Swap each "code-line" for "source-line" in the material below. Copy it from the first line through the line containing "code-line[interactable]: character_with_dquote = letter", with everything else unchanged.

### Items listed in a dataset
■ ■ ■ ■ ■

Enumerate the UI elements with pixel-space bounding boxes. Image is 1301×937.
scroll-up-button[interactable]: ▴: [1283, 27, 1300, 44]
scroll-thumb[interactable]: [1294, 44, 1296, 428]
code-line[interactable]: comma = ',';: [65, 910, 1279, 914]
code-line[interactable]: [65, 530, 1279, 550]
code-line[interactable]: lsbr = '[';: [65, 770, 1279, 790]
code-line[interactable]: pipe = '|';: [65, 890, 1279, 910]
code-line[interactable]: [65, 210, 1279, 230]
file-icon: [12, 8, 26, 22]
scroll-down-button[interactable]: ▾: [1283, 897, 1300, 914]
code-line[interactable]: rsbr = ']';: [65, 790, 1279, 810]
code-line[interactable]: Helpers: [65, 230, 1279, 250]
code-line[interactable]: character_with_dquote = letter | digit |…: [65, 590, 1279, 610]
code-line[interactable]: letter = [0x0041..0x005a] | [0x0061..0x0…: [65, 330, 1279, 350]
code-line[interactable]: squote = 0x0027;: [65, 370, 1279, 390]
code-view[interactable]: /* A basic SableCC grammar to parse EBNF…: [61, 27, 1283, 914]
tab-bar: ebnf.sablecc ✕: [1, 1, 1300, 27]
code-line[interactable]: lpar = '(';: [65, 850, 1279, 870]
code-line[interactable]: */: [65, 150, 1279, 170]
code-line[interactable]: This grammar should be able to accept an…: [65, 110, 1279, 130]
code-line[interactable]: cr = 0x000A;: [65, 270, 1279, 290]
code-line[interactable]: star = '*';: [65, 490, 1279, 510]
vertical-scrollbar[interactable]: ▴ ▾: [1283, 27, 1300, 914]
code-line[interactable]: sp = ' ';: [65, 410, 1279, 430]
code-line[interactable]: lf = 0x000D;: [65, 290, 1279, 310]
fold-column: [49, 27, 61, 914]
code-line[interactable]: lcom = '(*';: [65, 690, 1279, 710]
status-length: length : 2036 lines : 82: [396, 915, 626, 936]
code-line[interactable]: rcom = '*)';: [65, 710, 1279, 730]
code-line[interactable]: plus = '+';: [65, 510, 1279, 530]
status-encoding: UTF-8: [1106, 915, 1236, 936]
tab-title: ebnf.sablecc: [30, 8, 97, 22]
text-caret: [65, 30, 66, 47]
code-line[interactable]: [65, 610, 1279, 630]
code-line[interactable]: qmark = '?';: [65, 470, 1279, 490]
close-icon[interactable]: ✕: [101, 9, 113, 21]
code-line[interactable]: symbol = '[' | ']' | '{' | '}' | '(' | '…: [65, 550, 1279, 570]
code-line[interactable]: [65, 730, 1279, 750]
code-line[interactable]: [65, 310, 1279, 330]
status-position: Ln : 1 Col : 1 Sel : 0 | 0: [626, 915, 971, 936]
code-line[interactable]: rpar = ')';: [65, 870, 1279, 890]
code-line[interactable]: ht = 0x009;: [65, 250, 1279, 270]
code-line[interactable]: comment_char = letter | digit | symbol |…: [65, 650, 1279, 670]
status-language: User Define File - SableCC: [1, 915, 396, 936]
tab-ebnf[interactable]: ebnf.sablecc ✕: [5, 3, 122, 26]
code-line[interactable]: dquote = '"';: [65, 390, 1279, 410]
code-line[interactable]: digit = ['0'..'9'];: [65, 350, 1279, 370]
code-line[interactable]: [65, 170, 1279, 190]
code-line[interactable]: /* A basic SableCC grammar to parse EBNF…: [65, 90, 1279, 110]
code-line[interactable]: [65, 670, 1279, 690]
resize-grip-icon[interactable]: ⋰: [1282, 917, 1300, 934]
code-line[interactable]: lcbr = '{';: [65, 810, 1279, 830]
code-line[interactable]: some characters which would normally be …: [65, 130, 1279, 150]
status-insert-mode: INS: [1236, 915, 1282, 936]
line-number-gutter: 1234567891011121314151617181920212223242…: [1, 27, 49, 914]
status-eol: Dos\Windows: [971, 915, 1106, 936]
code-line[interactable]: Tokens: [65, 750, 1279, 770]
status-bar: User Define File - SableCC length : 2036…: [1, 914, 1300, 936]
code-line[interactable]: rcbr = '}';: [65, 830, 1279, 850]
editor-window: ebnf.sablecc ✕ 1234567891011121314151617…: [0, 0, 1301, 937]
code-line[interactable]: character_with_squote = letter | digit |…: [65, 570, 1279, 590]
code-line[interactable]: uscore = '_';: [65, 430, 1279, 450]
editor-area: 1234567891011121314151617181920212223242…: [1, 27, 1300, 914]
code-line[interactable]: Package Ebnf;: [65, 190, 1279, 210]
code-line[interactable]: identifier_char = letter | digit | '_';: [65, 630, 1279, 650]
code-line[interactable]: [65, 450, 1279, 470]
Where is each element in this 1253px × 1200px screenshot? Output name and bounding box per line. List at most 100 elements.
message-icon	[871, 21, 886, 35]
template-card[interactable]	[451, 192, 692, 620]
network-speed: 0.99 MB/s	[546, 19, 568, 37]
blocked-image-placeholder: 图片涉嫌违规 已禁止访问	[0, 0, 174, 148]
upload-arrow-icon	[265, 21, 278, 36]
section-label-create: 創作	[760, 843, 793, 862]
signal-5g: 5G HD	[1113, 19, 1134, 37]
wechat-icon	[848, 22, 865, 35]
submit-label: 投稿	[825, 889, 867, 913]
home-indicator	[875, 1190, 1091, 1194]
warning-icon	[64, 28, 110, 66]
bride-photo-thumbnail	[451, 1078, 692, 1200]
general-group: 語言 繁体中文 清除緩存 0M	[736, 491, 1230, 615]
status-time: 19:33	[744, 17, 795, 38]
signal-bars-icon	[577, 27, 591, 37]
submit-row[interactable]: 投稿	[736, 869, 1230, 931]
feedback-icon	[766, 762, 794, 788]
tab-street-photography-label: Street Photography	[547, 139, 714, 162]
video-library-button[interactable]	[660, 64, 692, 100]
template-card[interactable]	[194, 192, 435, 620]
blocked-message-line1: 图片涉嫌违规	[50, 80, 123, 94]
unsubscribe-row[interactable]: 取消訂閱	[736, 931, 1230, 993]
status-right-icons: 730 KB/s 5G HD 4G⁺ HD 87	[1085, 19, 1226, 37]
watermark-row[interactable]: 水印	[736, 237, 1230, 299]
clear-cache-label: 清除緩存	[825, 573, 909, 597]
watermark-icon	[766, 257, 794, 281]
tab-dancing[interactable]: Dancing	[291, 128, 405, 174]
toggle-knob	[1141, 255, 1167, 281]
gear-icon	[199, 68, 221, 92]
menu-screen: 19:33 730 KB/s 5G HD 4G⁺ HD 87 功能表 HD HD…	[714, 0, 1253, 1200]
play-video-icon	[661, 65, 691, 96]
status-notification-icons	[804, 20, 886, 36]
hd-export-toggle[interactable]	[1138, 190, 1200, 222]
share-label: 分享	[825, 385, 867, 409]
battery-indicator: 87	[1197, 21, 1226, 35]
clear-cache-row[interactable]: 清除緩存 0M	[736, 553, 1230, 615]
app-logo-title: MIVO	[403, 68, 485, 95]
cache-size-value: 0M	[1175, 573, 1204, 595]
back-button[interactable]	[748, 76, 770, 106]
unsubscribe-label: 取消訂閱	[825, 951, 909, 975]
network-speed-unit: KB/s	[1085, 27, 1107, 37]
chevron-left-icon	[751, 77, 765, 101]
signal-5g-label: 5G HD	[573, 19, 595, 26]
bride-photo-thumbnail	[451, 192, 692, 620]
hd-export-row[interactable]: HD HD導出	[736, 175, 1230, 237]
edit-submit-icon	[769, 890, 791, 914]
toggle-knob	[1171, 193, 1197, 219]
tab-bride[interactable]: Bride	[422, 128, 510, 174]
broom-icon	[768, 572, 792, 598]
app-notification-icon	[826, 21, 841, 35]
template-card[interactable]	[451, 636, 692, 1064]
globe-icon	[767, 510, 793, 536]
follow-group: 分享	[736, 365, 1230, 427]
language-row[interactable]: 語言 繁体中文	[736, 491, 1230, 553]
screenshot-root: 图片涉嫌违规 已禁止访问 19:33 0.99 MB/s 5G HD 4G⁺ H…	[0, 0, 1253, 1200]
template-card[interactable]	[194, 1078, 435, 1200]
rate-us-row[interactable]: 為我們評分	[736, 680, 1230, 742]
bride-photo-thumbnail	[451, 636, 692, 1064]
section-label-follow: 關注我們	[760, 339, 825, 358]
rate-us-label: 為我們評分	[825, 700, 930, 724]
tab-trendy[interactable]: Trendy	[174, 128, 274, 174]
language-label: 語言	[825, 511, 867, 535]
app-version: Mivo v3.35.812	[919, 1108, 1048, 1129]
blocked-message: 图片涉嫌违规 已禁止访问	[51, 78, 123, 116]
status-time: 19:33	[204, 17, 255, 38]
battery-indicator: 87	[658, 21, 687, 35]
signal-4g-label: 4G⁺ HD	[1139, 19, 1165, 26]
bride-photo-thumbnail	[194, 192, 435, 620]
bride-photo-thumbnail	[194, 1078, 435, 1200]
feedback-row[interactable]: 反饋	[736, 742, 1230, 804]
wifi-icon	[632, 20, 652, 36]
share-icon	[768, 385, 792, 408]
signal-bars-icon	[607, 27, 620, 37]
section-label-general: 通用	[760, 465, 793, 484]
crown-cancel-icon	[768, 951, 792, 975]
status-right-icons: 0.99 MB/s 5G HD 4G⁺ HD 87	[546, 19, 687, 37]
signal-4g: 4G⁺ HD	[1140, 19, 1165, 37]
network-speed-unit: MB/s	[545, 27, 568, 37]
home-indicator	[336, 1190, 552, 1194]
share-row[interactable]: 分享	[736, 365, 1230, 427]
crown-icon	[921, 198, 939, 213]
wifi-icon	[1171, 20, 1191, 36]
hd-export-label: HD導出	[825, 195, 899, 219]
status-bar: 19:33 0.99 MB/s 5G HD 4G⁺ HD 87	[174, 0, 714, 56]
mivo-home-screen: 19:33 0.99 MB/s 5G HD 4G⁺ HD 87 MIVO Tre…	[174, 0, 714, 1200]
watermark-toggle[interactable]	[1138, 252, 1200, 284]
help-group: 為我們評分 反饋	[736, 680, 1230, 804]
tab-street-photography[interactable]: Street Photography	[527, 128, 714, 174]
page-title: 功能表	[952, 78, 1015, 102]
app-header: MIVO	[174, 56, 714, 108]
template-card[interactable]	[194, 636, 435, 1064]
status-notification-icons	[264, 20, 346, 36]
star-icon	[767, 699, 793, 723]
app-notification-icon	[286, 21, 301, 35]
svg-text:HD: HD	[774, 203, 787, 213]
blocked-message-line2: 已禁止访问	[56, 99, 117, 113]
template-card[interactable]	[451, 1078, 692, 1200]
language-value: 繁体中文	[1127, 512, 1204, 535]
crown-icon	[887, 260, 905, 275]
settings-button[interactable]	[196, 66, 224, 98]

■ ■ ■ ■ ■

### REPLY
Enumerate the UI elements with pixel-space bounding boxes. Image is 1301×937.
scroll-up-button[interactable]: ▴: [1283, 27, 1300, 44]
scroll-thumb[interactable]: [1294, 44, 1296, 428]
source-line[interactable]: comma = ',';: [65, 910, 1279, 914]
source-line[interactable]: [65, 530, 1279, 550]
source-line[interactable]: lsbr = '[';: [65, 770, 1279, 790]
source-line[interactable]: pipe = '|';: [65, 890, 1279, 910]
source-line[interactable]: [65, 210, 1279, 230]
file-icon: [12, 8, 26, 22]
scroll-down-button[interactable]: ▾: [1283, 897, 1300, 914]
source-line[interactable]: rsbr = ']';: [65, 790, 1279, 810]
source-line[interactable]: Helpers: [65, 230, 1279, 250]
source-line[interactable]: character_with_dquote = letter | digit |…: [65, 590, 1279, 610]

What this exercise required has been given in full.